#### Assignment:
Go through the entries below and collect each line with the string "tubers" in it.

#### Working data:
•••

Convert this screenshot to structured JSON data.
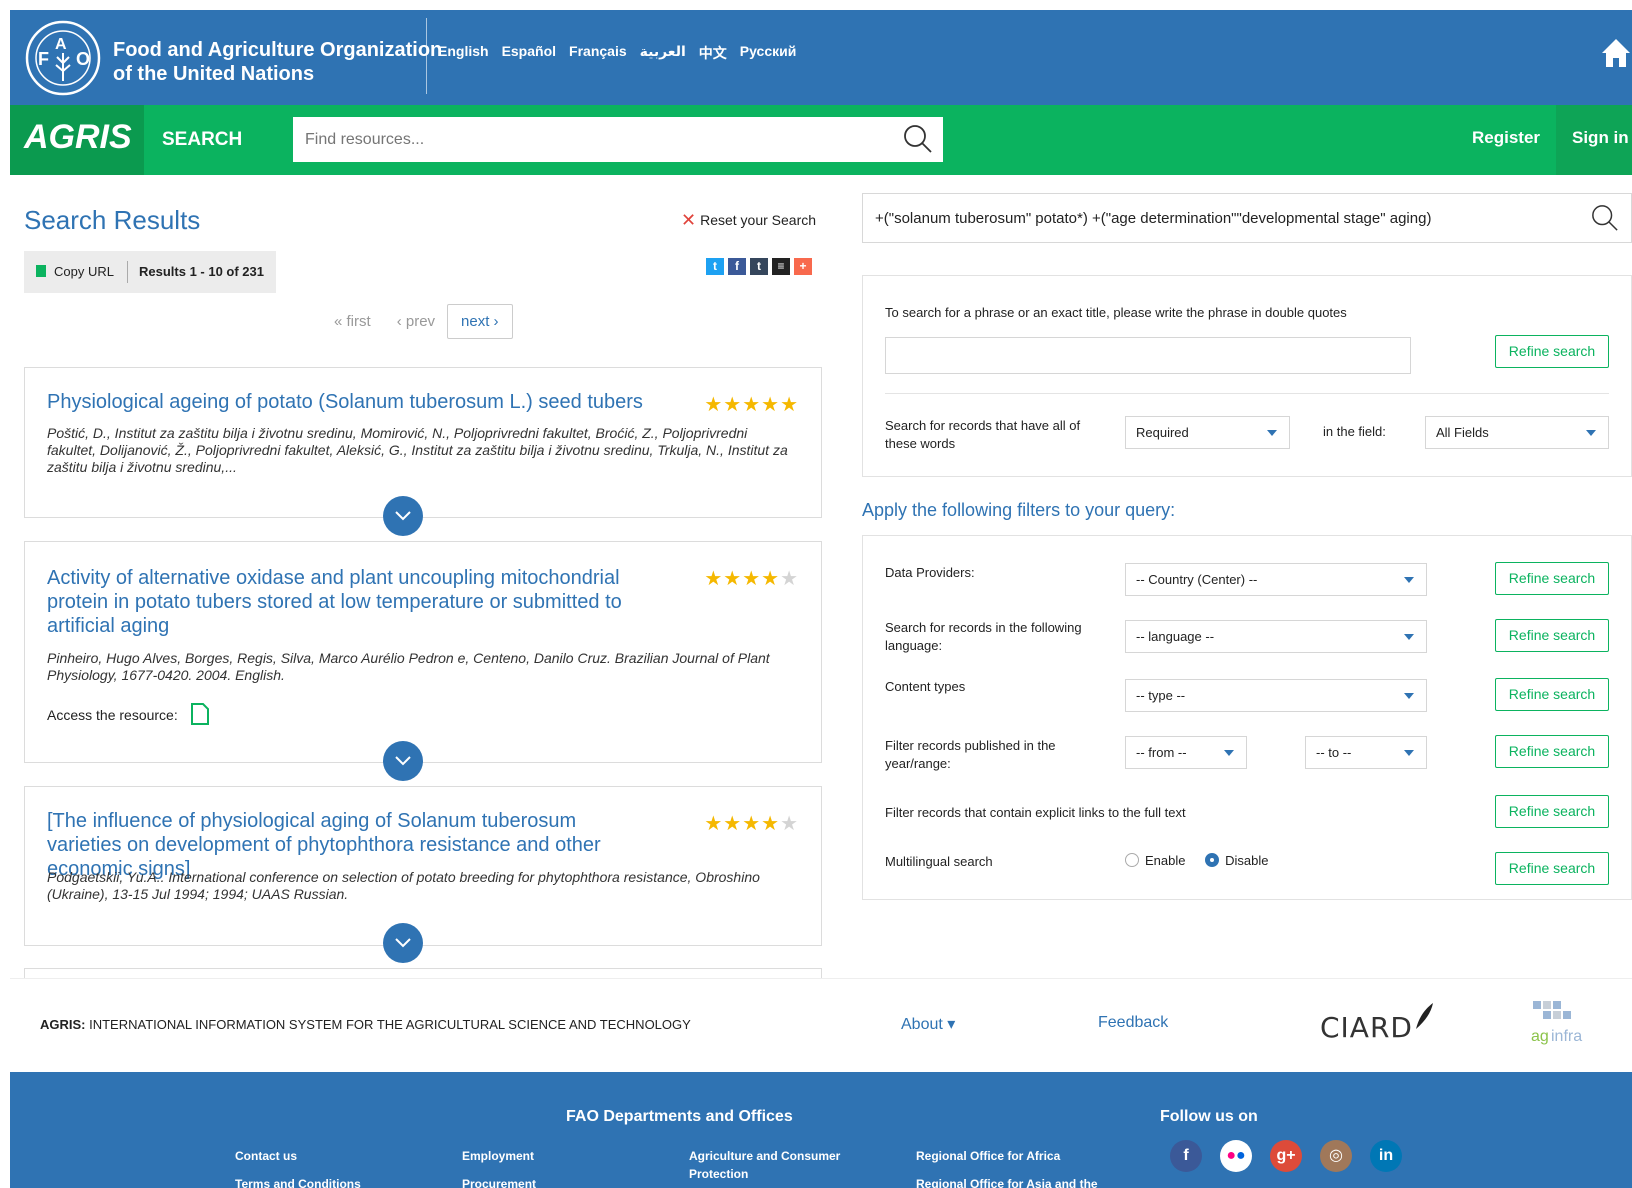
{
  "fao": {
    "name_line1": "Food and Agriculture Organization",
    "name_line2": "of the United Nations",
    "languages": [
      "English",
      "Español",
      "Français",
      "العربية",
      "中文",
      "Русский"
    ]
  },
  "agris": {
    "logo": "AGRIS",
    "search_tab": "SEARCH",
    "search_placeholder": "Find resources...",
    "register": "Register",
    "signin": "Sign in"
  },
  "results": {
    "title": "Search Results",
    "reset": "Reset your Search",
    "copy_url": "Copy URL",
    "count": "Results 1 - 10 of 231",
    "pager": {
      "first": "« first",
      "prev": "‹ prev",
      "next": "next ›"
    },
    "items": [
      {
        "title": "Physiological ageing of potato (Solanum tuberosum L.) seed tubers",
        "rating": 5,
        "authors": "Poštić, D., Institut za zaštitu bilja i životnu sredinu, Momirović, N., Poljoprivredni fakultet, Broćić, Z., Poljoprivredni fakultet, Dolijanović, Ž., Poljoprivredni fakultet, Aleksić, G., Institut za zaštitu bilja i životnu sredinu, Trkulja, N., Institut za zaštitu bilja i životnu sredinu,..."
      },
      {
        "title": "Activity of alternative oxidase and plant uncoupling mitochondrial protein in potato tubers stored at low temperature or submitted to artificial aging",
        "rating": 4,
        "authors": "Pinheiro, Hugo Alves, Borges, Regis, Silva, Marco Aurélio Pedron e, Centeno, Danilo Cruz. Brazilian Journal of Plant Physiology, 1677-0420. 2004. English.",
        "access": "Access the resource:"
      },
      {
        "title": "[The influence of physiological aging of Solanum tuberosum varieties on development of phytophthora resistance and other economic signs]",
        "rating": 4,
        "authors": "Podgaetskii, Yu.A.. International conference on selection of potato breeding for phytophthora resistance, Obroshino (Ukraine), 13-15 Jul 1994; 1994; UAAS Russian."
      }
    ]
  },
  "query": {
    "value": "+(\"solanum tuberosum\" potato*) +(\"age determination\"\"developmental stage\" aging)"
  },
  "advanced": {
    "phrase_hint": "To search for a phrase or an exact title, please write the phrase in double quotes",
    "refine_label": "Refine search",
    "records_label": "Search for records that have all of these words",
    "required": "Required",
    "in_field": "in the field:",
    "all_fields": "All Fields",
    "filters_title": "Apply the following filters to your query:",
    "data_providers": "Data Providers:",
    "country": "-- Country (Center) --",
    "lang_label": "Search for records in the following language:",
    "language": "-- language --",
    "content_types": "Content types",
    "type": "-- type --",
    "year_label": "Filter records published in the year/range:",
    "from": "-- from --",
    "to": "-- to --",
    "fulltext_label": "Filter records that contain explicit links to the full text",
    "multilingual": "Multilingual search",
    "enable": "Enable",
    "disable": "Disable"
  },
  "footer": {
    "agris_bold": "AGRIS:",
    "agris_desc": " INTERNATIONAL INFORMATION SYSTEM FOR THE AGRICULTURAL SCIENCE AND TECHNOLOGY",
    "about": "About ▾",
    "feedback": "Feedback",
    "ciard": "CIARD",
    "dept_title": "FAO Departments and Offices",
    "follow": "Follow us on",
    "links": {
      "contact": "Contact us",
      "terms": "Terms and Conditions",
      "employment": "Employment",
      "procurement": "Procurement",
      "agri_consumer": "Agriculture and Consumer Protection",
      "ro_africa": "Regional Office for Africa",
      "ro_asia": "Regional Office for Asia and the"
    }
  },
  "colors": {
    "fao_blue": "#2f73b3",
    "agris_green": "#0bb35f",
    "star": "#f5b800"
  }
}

•••

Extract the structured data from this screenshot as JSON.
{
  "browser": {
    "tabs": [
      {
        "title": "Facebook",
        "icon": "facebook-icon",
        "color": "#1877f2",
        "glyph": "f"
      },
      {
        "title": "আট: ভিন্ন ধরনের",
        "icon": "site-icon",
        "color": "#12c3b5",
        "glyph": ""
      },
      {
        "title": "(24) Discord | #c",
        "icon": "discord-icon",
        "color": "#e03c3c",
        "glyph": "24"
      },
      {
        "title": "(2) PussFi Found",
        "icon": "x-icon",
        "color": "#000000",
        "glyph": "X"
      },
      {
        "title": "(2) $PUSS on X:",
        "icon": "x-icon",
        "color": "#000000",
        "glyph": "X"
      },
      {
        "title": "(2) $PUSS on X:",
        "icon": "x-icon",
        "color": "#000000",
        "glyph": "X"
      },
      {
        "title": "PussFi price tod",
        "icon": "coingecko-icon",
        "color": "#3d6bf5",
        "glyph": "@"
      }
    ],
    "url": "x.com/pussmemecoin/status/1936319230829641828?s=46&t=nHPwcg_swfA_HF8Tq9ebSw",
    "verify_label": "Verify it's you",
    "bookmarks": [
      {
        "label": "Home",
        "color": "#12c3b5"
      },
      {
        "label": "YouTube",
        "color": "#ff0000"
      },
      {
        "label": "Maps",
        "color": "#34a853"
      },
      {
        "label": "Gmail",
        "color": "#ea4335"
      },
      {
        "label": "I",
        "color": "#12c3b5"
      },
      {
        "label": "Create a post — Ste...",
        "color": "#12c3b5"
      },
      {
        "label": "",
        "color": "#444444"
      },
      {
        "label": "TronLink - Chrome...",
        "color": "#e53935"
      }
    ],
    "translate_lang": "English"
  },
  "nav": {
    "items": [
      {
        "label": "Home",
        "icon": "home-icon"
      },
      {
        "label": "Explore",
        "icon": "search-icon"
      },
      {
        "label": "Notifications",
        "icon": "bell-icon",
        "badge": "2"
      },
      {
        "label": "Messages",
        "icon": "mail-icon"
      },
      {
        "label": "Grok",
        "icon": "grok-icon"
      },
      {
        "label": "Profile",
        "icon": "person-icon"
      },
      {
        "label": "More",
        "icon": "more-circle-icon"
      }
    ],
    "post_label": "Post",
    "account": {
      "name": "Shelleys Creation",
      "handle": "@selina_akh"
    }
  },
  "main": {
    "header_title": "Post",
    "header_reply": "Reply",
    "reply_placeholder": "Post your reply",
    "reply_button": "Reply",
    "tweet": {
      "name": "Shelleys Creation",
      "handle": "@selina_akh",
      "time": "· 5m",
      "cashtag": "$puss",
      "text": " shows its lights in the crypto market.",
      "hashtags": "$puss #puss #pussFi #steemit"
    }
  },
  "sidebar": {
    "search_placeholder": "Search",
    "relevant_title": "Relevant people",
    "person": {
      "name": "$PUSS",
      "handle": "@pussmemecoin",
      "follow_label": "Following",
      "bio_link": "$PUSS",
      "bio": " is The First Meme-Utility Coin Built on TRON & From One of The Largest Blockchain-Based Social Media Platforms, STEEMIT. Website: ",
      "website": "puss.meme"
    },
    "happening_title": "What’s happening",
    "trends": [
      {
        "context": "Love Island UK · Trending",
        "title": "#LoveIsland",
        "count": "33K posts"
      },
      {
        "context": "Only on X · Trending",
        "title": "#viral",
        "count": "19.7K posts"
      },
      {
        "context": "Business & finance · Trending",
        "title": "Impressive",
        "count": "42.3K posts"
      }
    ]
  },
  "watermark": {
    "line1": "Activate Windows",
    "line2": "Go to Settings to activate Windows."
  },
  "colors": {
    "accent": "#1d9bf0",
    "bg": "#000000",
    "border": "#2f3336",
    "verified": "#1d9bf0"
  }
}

•••

#### Response to this task:
        "title": "Physiological ageing of potato (Solanum tuberosum L.) seed tubers",
        "title": "Activity of alternative oxidase and plant uncoupling mitochondrial protein in potato tubers stored at low temperature or submitted to artificial aging",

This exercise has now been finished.